_Consignes du problème_
Recopiez fidèlement le passage de la critique de Massacre à Paris qui s'ouvre sur les mots contenant « La structure en » et s'achève sur « absolument pas exploitée. ».

La structure en deux parties, qui présente d'abord l'ambition démesurée, l'appétit vorace, la soif insatiable d'un personnage prêt à tout pour atteindre son but, c'est du pur Marlowe. Sauf qu'il manque du texte, c'est évident. On a bien droit à un ou deux monologues de Guise, mais sa fureur devrait prendre des proportions bien plus importantes, bien plus imposantes - même Edouard II, qui s'abandonne régulièrement aux volontés des barons, s'adonne à des des accès de rage que l'emportement de Guise est loin d'égaler, mais dont on sent qu'ils ne demandent qu'à se réveiller. Quant à sa chute, elle va un peu vite - pour tout dire, on en profite guère. Et la jalousie qu'il montre envers sa femme n'est absolument pas exploitée.

 

 

On voit donc bien tout le potentiel que recèle la pièce, combien la multitude d'assassinats menés par Guise devrait nous mener, comme ailleurs chez Marlowe, à la fêlure d'un homme pour qui le monde n'est pas à sa mesure et qui cherche à atteindre l'inaccessible. Mais, ce que nous retenons plutôt de Massacre à Paris, c'est la folie de la société qui est à la hauteur de celle de Guise. Et donc que les massacres, qui sont censés avoir duré dix-sept ans, ne sont pas prêts de s'arrêter : c'est ce que laisse clairement entendre le nouveau Henri IV, à qui Henri III mourant a demandé la tête du pape - rien que ça. Massacre à Paris était de toute façon une pièce sur la monstruosité de l'humanité, qui plonge allègrement ses mains dans un bain de sang, mais de par sa forme incompète et bancale, elle ne joue par sur le registre du personnage qui incarne cette humanité plus que tout autre : Guise, évidemment.

Entrées de régions étiquetées
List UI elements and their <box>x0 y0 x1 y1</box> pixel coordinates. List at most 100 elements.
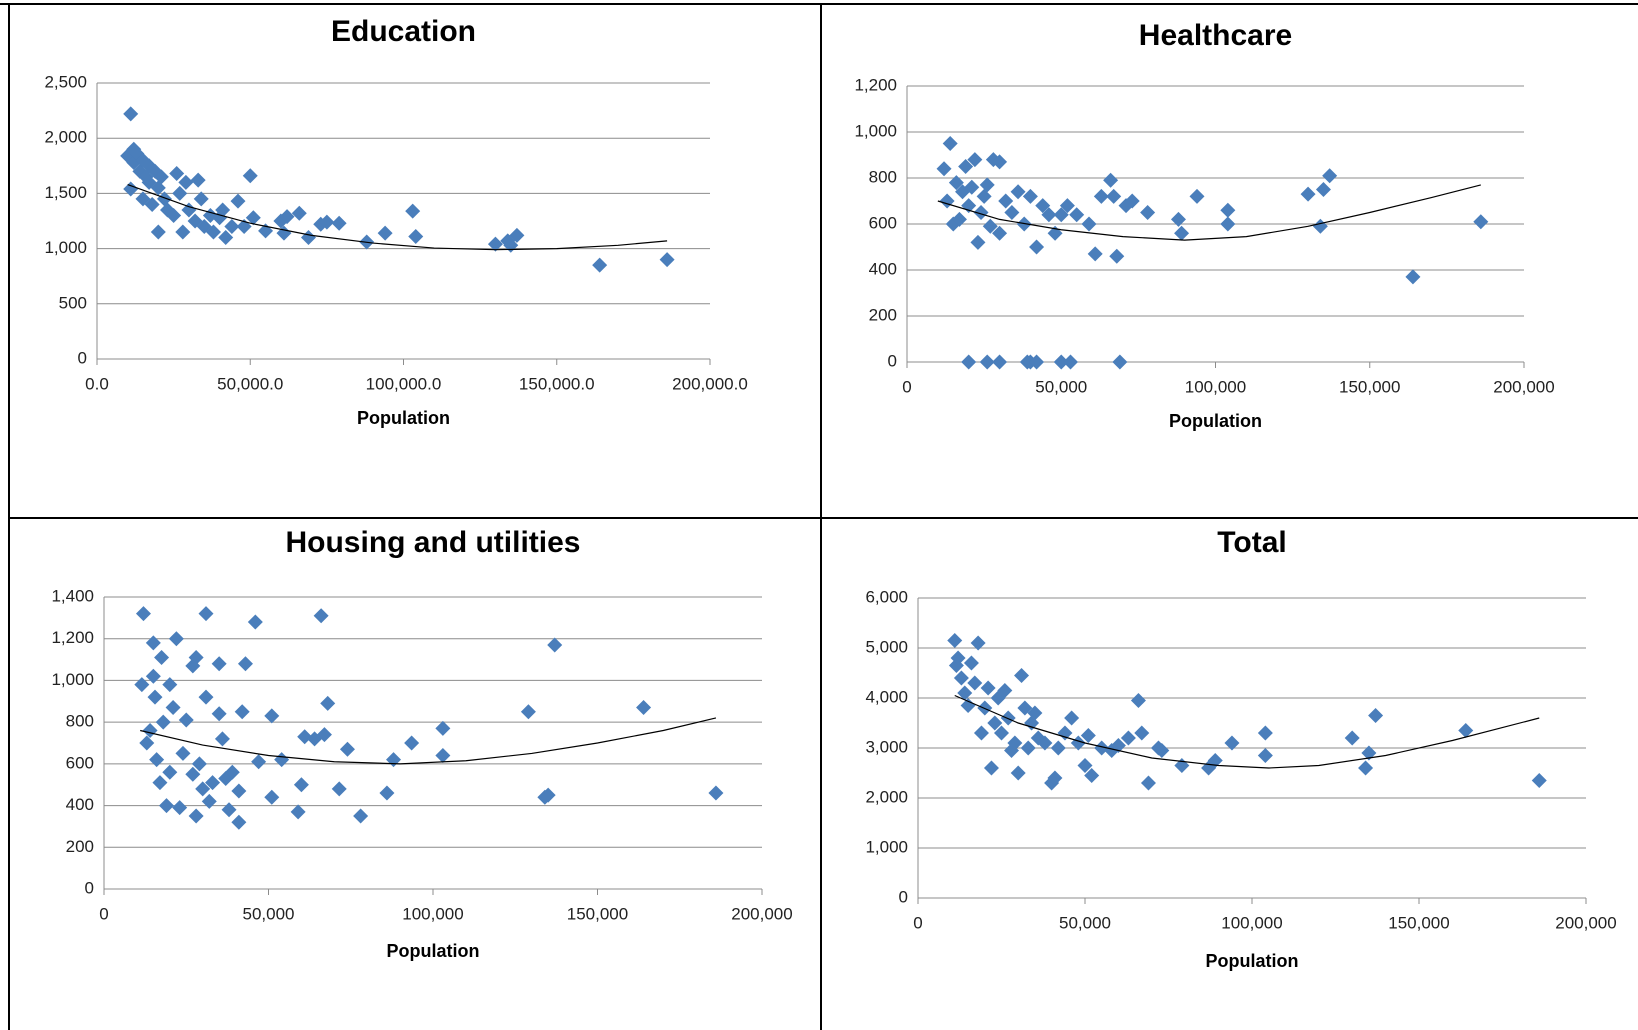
scatter-point <box>251 754 267 770</box>
scatter-point <box>435 748 451 764</box>
scatter-point <box>1361 745 1377 761</box>
scatter-point <box>1300 186 1316 202</box>
scatter-point <box>979 354 995 370</box>
x-tick-label: 0 <box>913 913 922 932</box>
x-axis-label: Population <box>387 941 480 961</box>
y-tick-label: 400 <box>869 259 897 278</box>
scatter-point <box>172 800 188 816</box>
scatter-point <box>951 211 967 227</box>
scatter-point <box>276 225 292 241</box>
scatter-point <box>162 764 178 780</box>
scatter-point <box>1057 725 1073 741</box>
scatter-point <box>247 614 263 630</box>
scatter-point <box>961 354 977 370</box>
scatter-point <box>168 631 184 647</box>
scatter-point <box>145 668 161 684</box>
scatter-point <box>1029 354 1045 370</box>
scatter-point <box>1037 735 1053 751</box>
y-tick-label: 2,000 <box>865 787 908 806</box>
scatter-point <box>1069 207 1085 223</box>
scatter-point <box>1112 354 1128 370</box>
y-tick-label: 1,200 <box>854 75 897 94</box>
scatter-point <box>230 193 246 209</box>
scatter-point <box>1080 728 1096 743</box>
scatter-point <box>1344 730 1360 746</box>
scatter-point <box>997 683 1013 698</box>
scatter-point <box>214 731 230 747</box>
scatter-point <box>218 230 234 246</box>
chart-title: Healthcare <box>1139 19 1292 52</box>
scatter-point <box>1063 354 1079 370</box>
y-tick-label: 0 <box>78 348 87 367</box>
x-tick-label: 100,000 <box>1221 913 1282 932</box>
x-tick-label: 100,000.0 <box>366 374 442 393</box>
trendline <box>937 184 1481 241</box>
scatter-point <box>540 787 556 803</box>
scatter-point <box>1312 218 1328 234</box>
scatter-point <box>224 764 240 780</box>
scatter-point <box>205 775 221 791</box>
scatter-point <box>1064 710 1080 726</box>
scatter-point <box>942 136 958 151</box>
scatter-point <box>379 785 395 801</box>
scatter-point <box>1257 725 1273 741</box>
x-axis-label: Population <box>1206 951 1299 971</box>
scatter-point <box>1130 693 1146 708</box>
x-tick-label: 100,000 <box>402 904 463 923</box>
scatter-point <box>1087 246 1103 262</box>
scatter-point <box>178 712 194 728</box>
scatter-point <box>1035 198 1051 214</box>
x-tick-label: 50,000 <box>243 904 295 923</box>
scatter-point <box>1094 740 1110 756</box>
chart-title: Total <box>1217 526 1286 559</box>
scatter-point <box>405 203 421 219</box>
scatter-point <box>178 174 194 190</box>
scatter-point <box>185 766 201 782</box>
scatter-point <box>708 785 724 801</box>
scatter-point <box>147 689 163 705</box>
scatter-point <box>987 715 1003 731</box>
scatter-point <box>231 814 247 830</box>
scatter-point <box>979 177 995 193</box>
scatter-point <box>1109 248 1125 264</box>
scatter-point <box>320 695 336 711</box>
scatter-point <box>982 218 998 234</box>
y-tick-label: 800 <box>869 167 897 186</box>
scatter-point <box>144 196 160 212</box>
scatter-point <box>970 635 986 651</box>
x-tick-label: 100,000 <box>1185 377 1246 396</box>
x-tick-label: 200,000 <box>1555 913 1616 932</box>
scatter-point <box>970 234 986 250</box>
scatter-point <box>1124 193 1140 209</box>
y-tick-label: 1,500 <box>44 183 87 202</box>
scatter-point <box>408 228 424 244</box>
scatter-point <box>319 214 335 230</box>
scatter-point <box>264 708 280 724</box>
scatter-point <box>1010 765 1026 781</box>
chart-title: Education <box>331 15 476 48</box>
scatter-point <box>150 180 166 196</box>
scatter-point <box>155 714 171 730</box>
x-tick-label: 150,000.0 <box>519 374 595 393</box>
scatter-point <box>279 209 295 225</box>
scatter-point <box>1368 708 1384 723</box>
scatter-point <box>188 649 204 665</box>
scatter-point <box>1473 214 1489 230</box>
y-tick-label: 4,000 <box>865 687 908 706</box>
scatter-point <box>221 802 237 818</box>
trendline <box>954 694 1540 769</box>
x-tick-label: 50,000.0 <box>217 374 283 393</box>
scatter-point <box>973 205 989 220</box>
scatter-point <box>175 224 191 240</box>
scatter-point <box>201 793 217 809</box>
x-tick-label: 0 <box>902 377 911 396</box>
y-tick-label: 2,000 <box>44 128 87 147</box>
scatter-point <box>198 606 214 622</box>
scatter-point <box>123 106 139 122</box>
scatter-point <box>1047 770 1063 786</box>
scatter-point <box>636 700 652 716</box>
scatter-point <box>957 685 973 701</box>
scatter-point <box>659 252 675 268</box>
scatter-point <box>135 606 151 622</box>
x-tick-label: 0 <box>99 904 108 923</box>
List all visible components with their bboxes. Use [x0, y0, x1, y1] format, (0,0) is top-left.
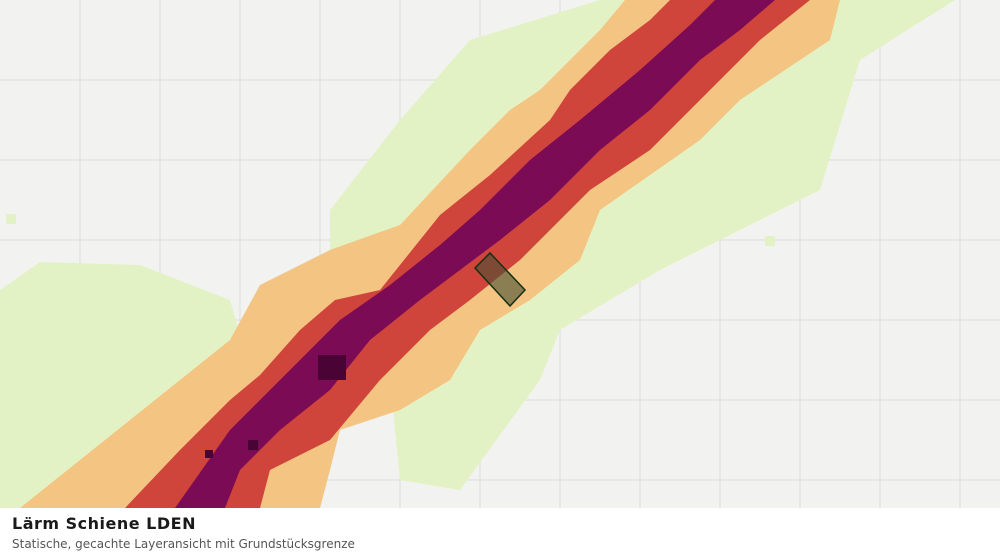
title: Lärm Schiene LDEN	[12, 514, 196, 533]
noise-zone-extreme	[205, 355, 346, 458]
noise-zone-very-high	[175, 0, 775, 508]
subtitle: Statische, gecachte Layeransicht mit Gru…	[12, 537, 355, 551]
parcel-boundary[interactable]	[473, 251, 527, 308]
map	[0, 0, 1000, 508]
footer: Lärm Schiene LDEN Statische, gecachte La…	[0, 508, 1000, 560]
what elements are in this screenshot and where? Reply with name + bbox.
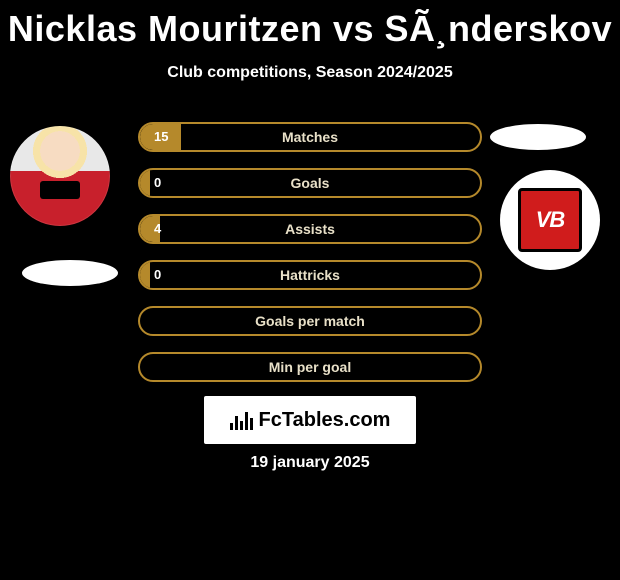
fctables-logo-icon <box>230 410 253 430</box>
stats-container: 15Matches 0Goals 4Assists 0Hattricks Goals p… <box>138 122 482 398</box>
subtitle: Club competitions, Season 2024/2025 <box>0 64 620 82</box>
date-label: 19 january 2025 <box>0 454 620 472</box>
stat-row: 0Hattricks <box>138 260 482 290</box>
stat-label: Assists <box>140 216 480 242</box>
ellipse-decoration-right <box>490 124 586 150</box>
stat-row: 0Goals <box>138 168 482 198</box>
stat-label: Goals <box>140 170 480 196</box>
stat-row: Goals per match <box>138 306 482 336</box>
page-title: Nicklas Mouritzen vs SÃ¸nderskov <box>0 0 620 50</box>
stat-label: Matches <box>140 124 480 150</box>
stat-label: Min per goal <box>140 354 480 380</box>
stat-label: Hattricks <box>140 262 480 288</box>
fctables-label: FcTables.com <box>259 409 391 432</box>
stat-row: 15Matches <box>138 122 482 152</box>
stat-label: Goals per match <box>140 308 480 334</box>
stat-row: Min per goal <box>138 352 482 382</box>
badge-text: VB <box>518 188 582 252</box>
fctables-watermark: FcTables.com <box>204 396 416 444</box>
player-right-badge: VB <box>500 170 600 270</box>
ellipse-decoration-left <box>22 260 118 286</box>
player-left-avatar <box>10 126 110 226</box>
stat-row: 4Assists <box>138 214 482 244</box>
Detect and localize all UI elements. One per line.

_Réponse à l'exercice_
La structure en deux parties, qui présente d'abord l'ambition démesurée, l'appétit vorace, la soif insatiable d'un personnage prêt à tout pour atteindre son but, c'est du pur Marlowe. Sauf qu'il manque du texte, c'est évident. On a bien droit à un ou deux monologues de Guise, mais sa fureur devrait prendre des proportions bien plus importantes, bien plus imposantes - même Edouard II, qui s'abandonne régulièrement aux volontés des barons, s'adonne à des des accès de rage que l'emportement de Guise est loin d'égaler, mais dont on sent qu'ils ne demandent qu'à se réveiller. Quant à sa chute, elle va un peu vite - pour tout dire, on en profite guère. Et la jalousie qu'il montre envers sa femme n'est absolument pas exploitée.